▶ **Exercise goal**: In your copy, leave out the pictures; write out all the data exactly.
------------------------------------------------------------------------
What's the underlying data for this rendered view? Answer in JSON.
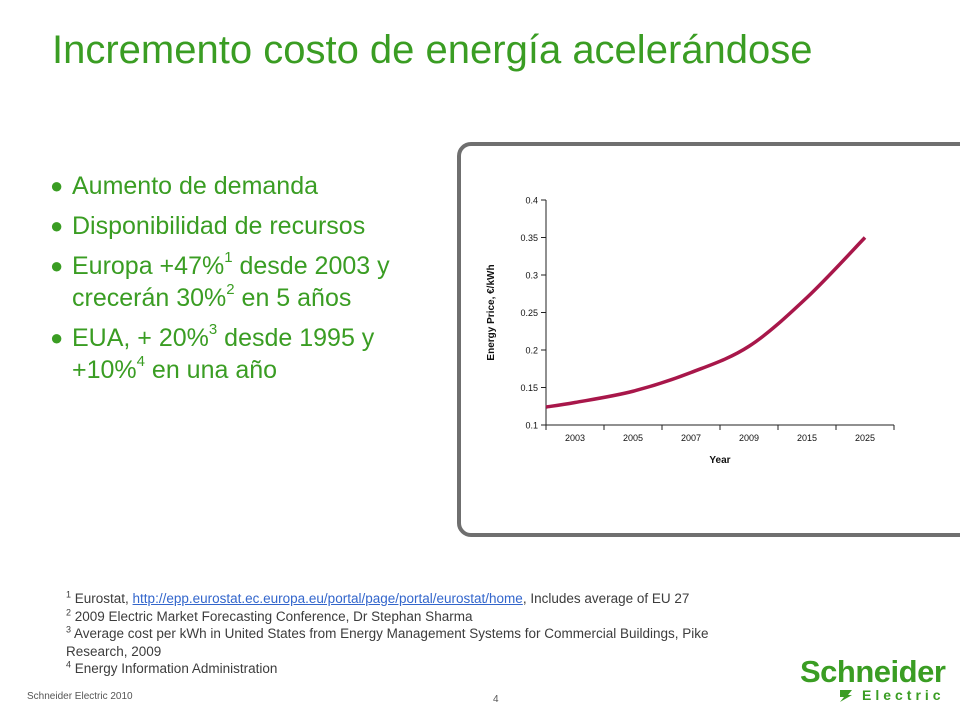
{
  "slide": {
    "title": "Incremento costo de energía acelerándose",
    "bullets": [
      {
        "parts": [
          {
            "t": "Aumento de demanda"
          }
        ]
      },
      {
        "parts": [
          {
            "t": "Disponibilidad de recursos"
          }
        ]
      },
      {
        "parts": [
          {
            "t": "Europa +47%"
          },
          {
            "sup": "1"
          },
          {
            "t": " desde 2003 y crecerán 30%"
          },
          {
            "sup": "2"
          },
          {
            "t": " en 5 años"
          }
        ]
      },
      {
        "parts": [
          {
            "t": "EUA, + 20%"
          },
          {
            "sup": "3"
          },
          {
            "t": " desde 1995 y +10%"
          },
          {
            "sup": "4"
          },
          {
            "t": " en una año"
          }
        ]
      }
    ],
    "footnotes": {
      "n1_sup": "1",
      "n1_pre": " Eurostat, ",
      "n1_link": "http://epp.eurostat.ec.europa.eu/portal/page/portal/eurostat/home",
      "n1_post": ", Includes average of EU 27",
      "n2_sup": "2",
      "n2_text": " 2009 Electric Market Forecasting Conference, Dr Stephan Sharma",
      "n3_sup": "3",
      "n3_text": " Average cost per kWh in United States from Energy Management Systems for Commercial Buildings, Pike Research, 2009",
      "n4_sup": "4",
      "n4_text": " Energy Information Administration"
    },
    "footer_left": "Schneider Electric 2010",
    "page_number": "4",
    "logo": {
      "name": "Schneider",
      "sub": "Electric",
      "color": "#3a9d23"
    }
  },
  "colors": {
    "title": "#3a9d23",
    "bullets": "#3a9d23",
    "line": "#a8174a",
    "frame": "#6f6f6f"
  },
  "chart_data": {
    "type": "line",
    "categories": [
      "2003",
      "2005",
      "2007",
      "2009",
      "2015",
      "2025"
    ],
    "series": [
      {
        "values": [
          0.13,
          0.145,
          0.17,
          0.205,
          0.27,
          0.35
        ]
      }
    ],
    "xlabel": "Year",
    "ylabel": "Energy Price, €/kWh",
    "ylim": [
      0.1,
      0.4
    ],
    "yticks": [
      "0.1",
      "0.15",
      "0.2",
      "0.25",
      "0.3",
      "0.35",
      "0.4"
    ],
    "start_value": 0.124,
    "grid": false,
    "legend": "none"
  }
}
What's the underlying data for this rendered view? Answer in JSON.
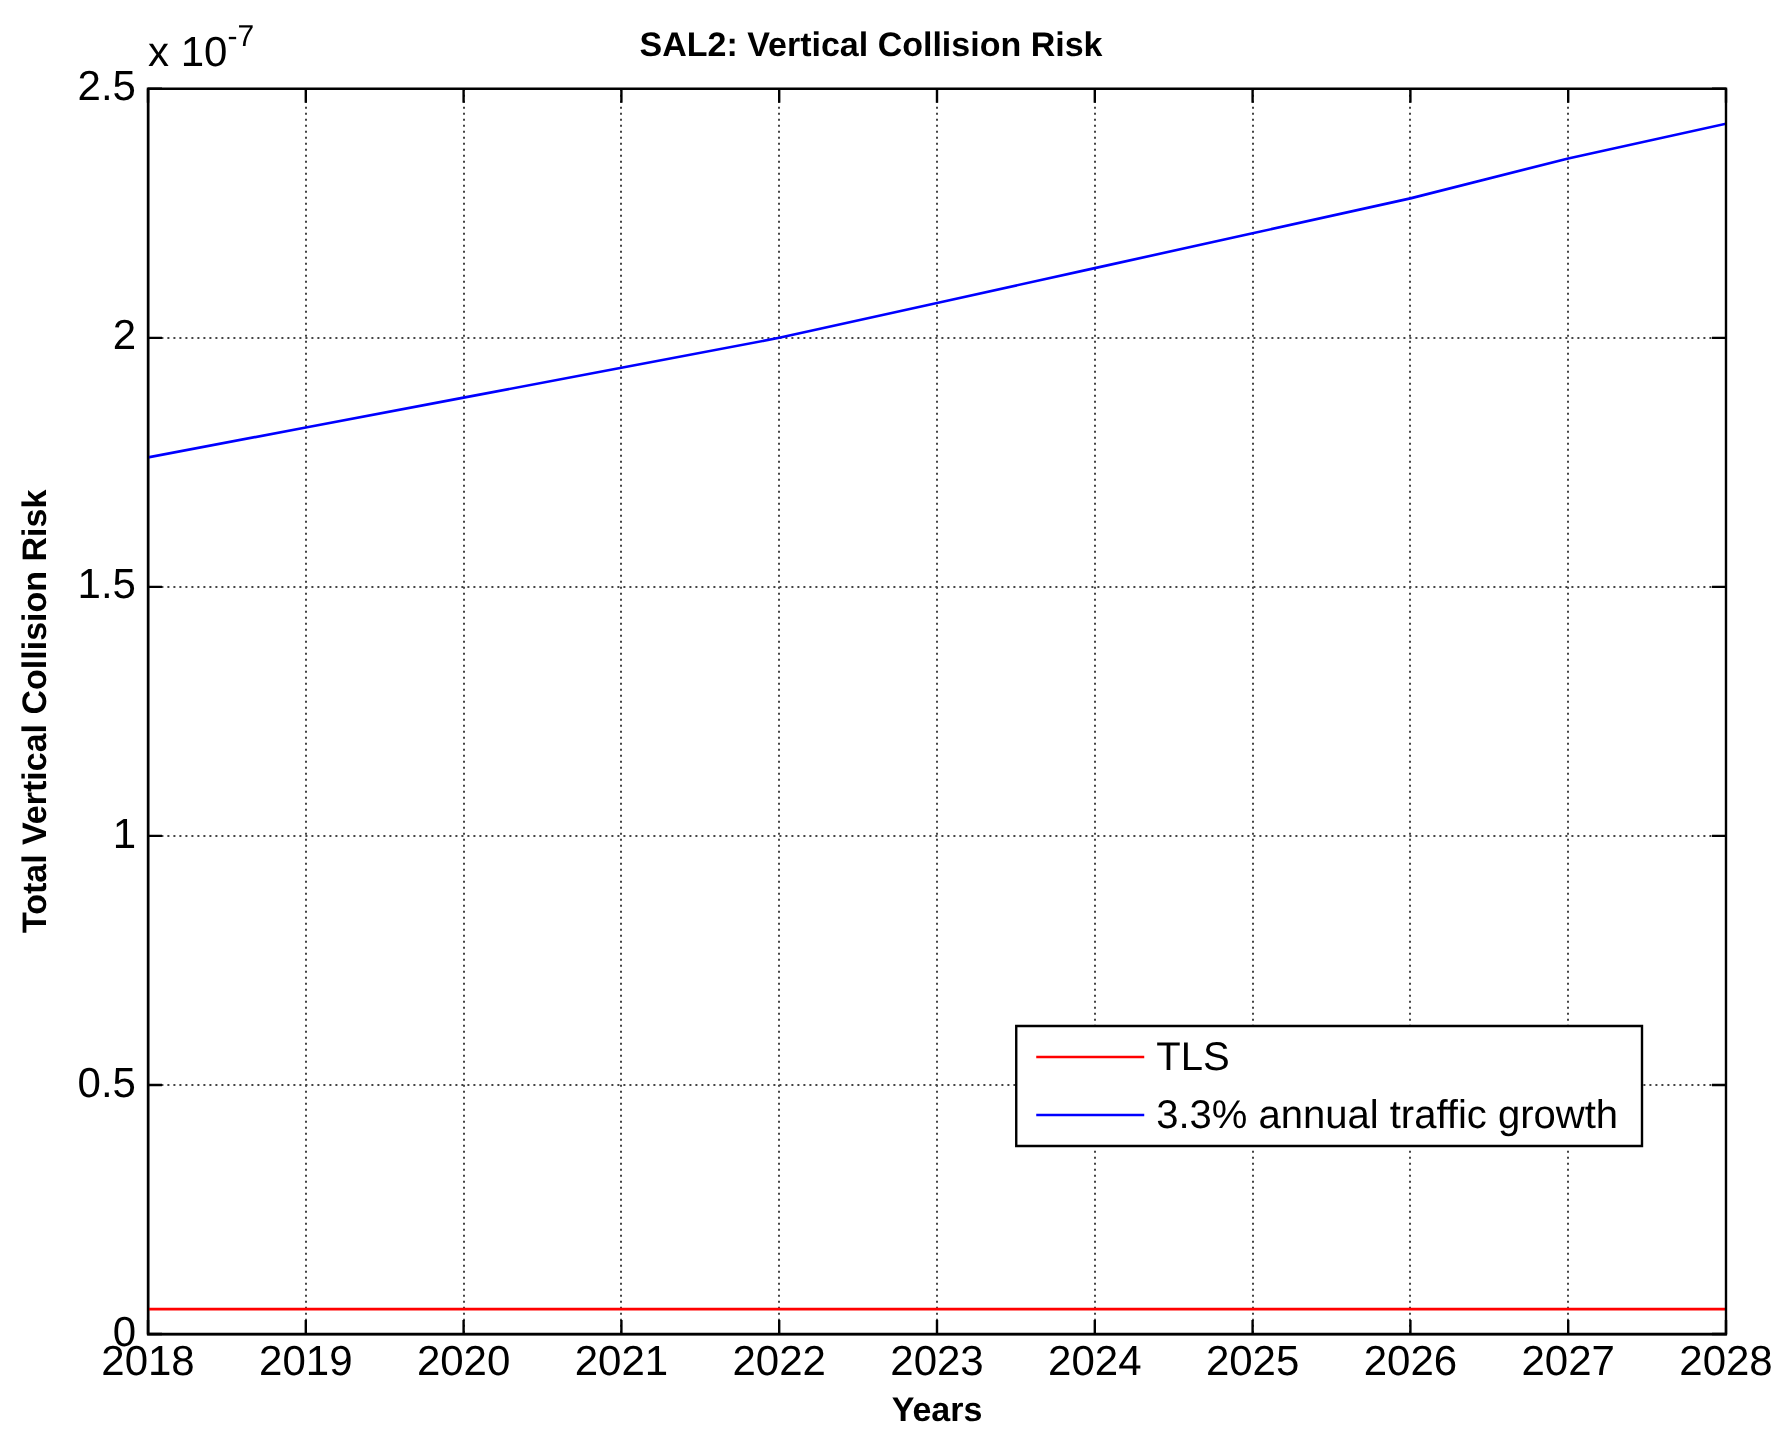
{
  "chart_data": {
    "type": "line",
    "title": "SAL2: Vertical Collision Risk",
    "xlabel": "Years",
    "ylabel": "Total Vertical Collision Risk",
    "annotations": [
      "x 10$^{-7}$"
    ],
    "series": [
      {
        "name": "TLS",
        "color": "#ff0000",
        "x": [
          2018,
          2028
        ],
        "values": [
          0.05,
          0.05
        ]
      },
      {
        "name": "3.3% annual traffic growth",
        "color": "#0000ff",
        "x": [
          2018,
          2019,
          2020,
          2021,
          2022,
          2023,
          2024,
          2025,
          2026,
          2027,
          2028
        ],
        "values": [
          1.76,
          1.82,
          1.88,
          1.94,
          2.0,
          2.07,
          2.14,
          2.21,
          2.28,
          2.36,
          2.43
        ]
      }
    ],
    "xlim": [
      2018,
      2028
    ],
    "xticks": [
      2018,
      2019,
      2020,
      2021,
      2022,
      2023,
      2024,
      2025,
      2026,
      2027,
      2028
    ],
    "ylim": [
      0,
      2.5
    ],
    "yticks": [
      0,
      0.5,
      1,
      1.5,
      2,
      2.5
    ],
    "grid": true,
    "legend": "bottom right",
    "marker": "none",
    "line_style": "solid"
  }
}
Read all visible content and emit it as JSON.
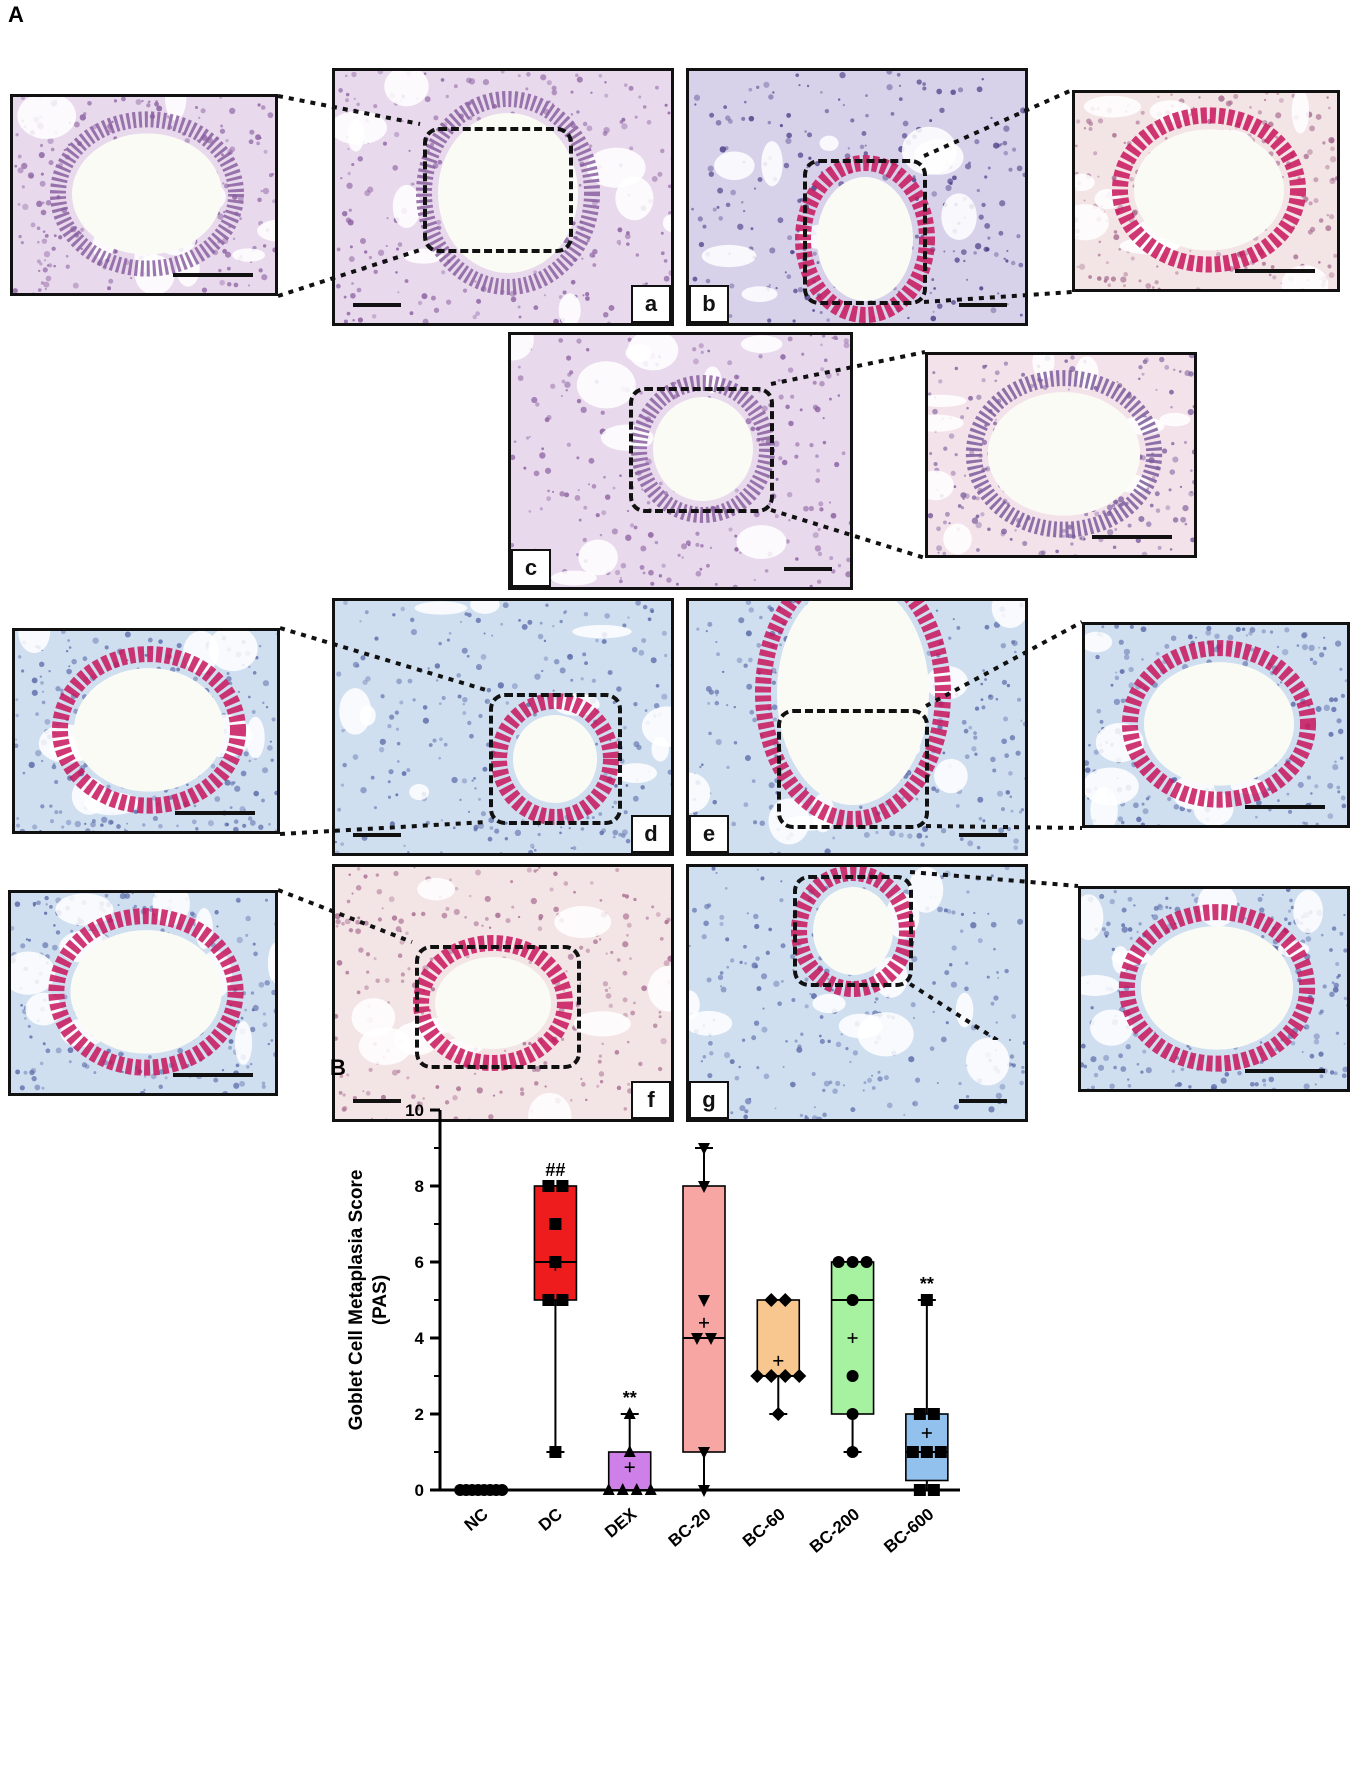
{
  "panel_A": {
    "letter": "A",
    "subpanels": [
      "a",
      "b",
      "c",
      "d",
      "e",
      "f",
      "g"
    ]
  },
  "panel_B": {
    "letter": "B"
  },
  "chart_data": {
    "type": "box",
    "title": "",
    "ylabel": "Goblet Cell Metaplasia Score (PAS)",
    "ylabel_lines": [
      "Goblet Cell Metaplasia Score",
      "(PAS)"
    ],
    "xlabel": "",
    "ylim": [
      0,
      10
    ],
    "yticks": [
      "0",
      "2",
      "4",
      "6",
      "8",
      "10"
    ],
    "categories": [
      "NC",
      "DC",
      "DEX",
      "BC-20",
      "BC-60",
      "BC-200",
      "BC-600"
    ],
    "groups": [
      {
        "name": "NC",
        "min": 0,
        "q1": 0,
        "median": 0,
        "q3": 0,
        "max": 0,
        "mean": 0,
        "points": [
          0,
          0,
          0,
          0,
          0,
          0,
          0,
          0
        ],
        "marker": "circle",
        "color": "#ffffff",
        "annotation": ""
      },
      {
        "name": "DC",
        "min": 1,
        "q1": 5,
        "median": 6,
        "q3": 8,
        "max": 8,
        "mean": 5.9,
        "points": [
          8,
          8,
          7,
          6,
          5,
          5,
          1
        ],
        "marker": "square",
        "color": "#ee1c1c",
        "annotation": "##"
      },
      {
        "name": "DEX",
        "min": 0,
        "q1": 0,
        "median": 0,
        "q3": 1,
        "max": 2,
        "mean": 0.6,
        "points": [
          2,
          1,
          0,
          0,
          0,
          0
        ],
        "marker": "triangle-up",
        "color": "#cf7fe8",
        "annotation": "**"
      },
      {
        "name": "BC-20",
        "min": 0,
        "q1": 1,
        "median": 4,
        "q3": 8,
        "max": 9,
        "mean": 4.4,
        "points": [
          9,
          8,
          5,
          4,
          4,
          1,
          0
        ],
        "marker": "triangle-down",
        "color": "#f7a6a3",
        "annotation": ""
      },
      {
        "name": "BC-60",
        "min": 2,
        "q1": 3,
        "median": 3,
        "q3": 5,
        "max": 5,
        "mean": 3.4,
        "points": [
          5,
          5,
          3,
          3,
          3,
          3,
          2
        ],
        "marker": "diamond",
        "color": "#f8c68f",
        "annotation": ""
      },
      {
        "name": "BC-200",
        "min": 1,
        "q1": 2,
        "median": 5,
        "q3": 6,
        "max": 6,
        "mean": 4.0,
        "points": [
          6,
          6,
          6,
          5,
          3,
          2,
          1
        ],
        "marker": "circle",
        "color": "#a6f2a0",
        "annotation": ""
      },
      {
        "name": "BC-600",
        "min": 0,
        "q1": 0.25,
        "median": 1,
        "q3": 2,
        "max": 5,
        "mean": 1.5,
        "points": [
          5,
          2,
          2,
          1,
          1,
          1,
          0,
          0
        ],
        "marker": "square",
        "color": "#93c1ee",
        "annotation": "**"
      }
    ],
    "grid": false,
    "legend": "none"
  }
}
------------------------------------------------------------------------
▶ **Answer to this task**:
What's the underlying data for this rendered view? Answer in JSON.
{
  "slide": {
    "title": "Incremento costo de energía acelerándose",
    "bullets": [
      {
        "parts": [
          {
            "t": "Aumento de demanda"
          }
        ]
      },
      {
        "parts": [
          {
            "t": "Disponibilidad de recursos"
          }
        ]
      },
      {
        "parts": [
          {
            "t": "Europa +47%"
          },
          {
            "sup": "1"
          },
          {
            "t": " desde 2003 y crecerán 30%"
          },
          {
            "sup": "2"
          },
          {
            "t": " en 5 años"
          }
        ]
      },
      {
        "parts": [
          {
            "t": "EUA, + 20%"
          },
          {
            "sup": "3"
          },
          {
            "t": " desde 1995 y +10%"
          },
          {
            "sup": "4"
          },
          {
            "t": " en una año"
          }
        ]
      }
    ],
    "footnotes": {
      "n1_sup": "1",
      "n1_pre": " Eurostat, ",
      "n1_link": "http://epp.eurostat.ec.europa.eu/portal/page/portal/eurostat/home",
      "n1_post": ", Includes average of EU 27",
      "n2_sup": "2",
      "n2_text": " 2009 Electric Market Forecasting Conference, Dr Stephan Sharma",
      "n3_sup": "3",
      "n3_text": " Average cost per kWh in United States from Energy Management Systems for Commercial Buildings, Pike Research, 2009",
      "n4_sup": "4",
      "n4_text": " Energy Information Administration"
    },
    "footer_left": "Schneider Electric 2010",
    "page_number": "4",
    "logo": {
      "name": "Schneider",
      "sub": "Electric",
      "color": "#3a9d23"
    }
  },
  "colors": {
    "title": "#3a9d23",
    "bullets": "#3a9d23",
    "line": "#a8174a",
    "frame": "#6f6f6f"
  },
  "chart_data": {
    "type": "line",
    "categories": [
      "2003",
      "2005",
      "2007",
      "2009",
      "2015",
      "2025"
    ],
    "series": [
      {
        "values": [
          0.13,
          0.145,
          0.17,
          0.205,
          0.27,
          0.35
        ]
      }
    ],
    "xlabel": "Year",
    "ylabel": "Energy Price, €/kWh",
    "ylim": [
      0.1,
      0.4
    ],
    "yticks": [
      "0.1",
      "0.15",
      "0.2",
      "0.25",
      "0.3",
      "0.35",
      "0.4"
    ],
    "start_value": 0.124,
    "grid": false,
    "legend": "none"
  }
}
What's the underlying data for this rendered view? Answer in JSON.
{
  "chart_data": {
    "type": "line",
    "title": "SAL2: Vertical Collision Risk",
    "xlabel": "Years",
    "ylabel": "Total Vertical Collision Risk",
    "annotations": [
      "x 10$^{-7}$"
    ],
    "series": [
      {
        "name": "TLS",
        "color": "#ff0000",
        "x": [
          2018,
          2028
        ],
        "values": [
          0.05,
          0.05
        ]
      },
      {
        "name": "3.3% annual traffic growth",
        "color": "#0000ff",
        "x": [
          2018,
          2019,
          2020,
          2021,
          2022,
          2023,
          2024,
          2025,
          2026,
          2027,
          2028
        ],
        "values": [
          1.76,
          1.82,
          1.88,
          1.94,
          2.0,
          2.07,
          2.14,
          2.21,
          2.28,
          2.36,
          2.43
        ]
      }
    ],
    "xlim": [
      2018,
      2028
    ],
    "xticks": [
      2018,
      2019,
      2020,
      2021,
      2022,
      2023,
      2024,
      2025,
      2026,
      2027,
      2028
    ],
    "ylim": [
      0,
      2.5
    ],
    "yticks": [
      0,
      0.5,
      1,
      1.5,
      2,
      2.5
    ],
    "grid": true,
    "legend": "bottom right",
    "marker": "none",
    "line_style": "solid"
  }
}
Read all visible content and emit it as JSON.
{
  "panel_A": {
    "letter": "A",
    "subpanels": [
      "a",
      "b",
      "c",
      "d",
      "e",
      "f",
      "g"
    ]
  },
  "panel_B": {
    "letter": "B"
  },
  "chart_data": {
    "type": "box",
    "title": "",
    "ylabel": "Goblet Cell Metaplasia Score (PAS)",
    "ylabel_lines": [
      "Goblet Cell Metaplasia Score",
      "(PAS)"
    ],
    "xlabel": "",
    "ylim": [
      0,
      10
    ],
    "yticks": [
      "0",
      "2",
      "4",
      "6",
      "8",
      "10"
    ],
    "categories": [
      "NC",
      "DC",
      "DEX",
      "BC-20",
      "BC-60",
      "BC-200",
      "BC-600"
    ],
    "groups": [
      {
        "name": "NC",
        "min": 0,
        "q1": 0,
        "median": 0,
        "q3": 0,
        "max": 0,
        "mean": 0,
        "points": [
          0,
          0,
          0,
          0,
          0,
          0,
          0,
          0
        ],
        "marker": "circle",
        "color": "#ffffff",
        "annotation": ""
      },
      {
        "name": "DC",
        "min": 1,
        "q1": 5,
        "median": 6,
        "q3": 8,
        "max": 8,
        "mean": 5.9,
        "points": [
          8,
          8,
          7,
          6,
          5,
          5,
          1
        ],
        "marker": "square",
        "color": "#ee1c1c",
        "annotation": "##"
      },
      {
        "name": "DEX",
        "min": 0,
        "q1": 0,
        "median": 0,
        "q3": 1,
        "max": 2,
        "mean": 0.6,
        "points": [
          2,
          1,
          0,
          0,
          0,
          0
        ],
        "marker": "triangle-up",
        "color": "#cf7fe8",
        "annotation": "**"
      },
      {
        "name": "BC-20",
        "min": 0,
        "q1": 1,
        "median": 4,
        "q3": 8,
        "max": 9,
        "mean": 4.4,
        "points": [
          9,
          8,
          5,
          4,
          4,
          1,
          0
        ],
        "marker": "triangle-down",
        "color": "#f7a6a3",
        "annotation": ""
      },
      {
        "name": "BC-60",
        "min": 2,
        "q1": 3,
        "median": 3,
        "q3": 5,
        "max": 5,
        "mean": 3.4,
        "points": [
          5,
          5,
          3,
          3,
          3,
          3,
          2
        ],
        "marker": "diamond",
        "color": "#f8c68f",
        "annotation": ""
      },
      {
        "name": "BC-200",
        "min": 1,
        "q1": 2,
        "median": 5,
        "q3": 6,
        "max": 6,
        "mean": 4.0,
        "points": [
          6,
          6,
          6,
          5,
          3,
          2,
          1
        ],
        "marker": "circle",
        "color": "#a6f2a0",
        "annotation": ""
      },
      {
        "name": "BC-600",
        "min": 0,
        "q1": 0.25,
        "median": 1,
        "q3": 2,
        "max": 5,
        "mean": 1.5,
        "points": [
          5,
          2,
          2,
          1,
          1,
          1,
          0,
          0
        ],
        "marker": "square",
        "color": "#93c1ee",
        "annotation": "**"
      }
    ],
    "grid": false,
    "legend": "none"
  }
}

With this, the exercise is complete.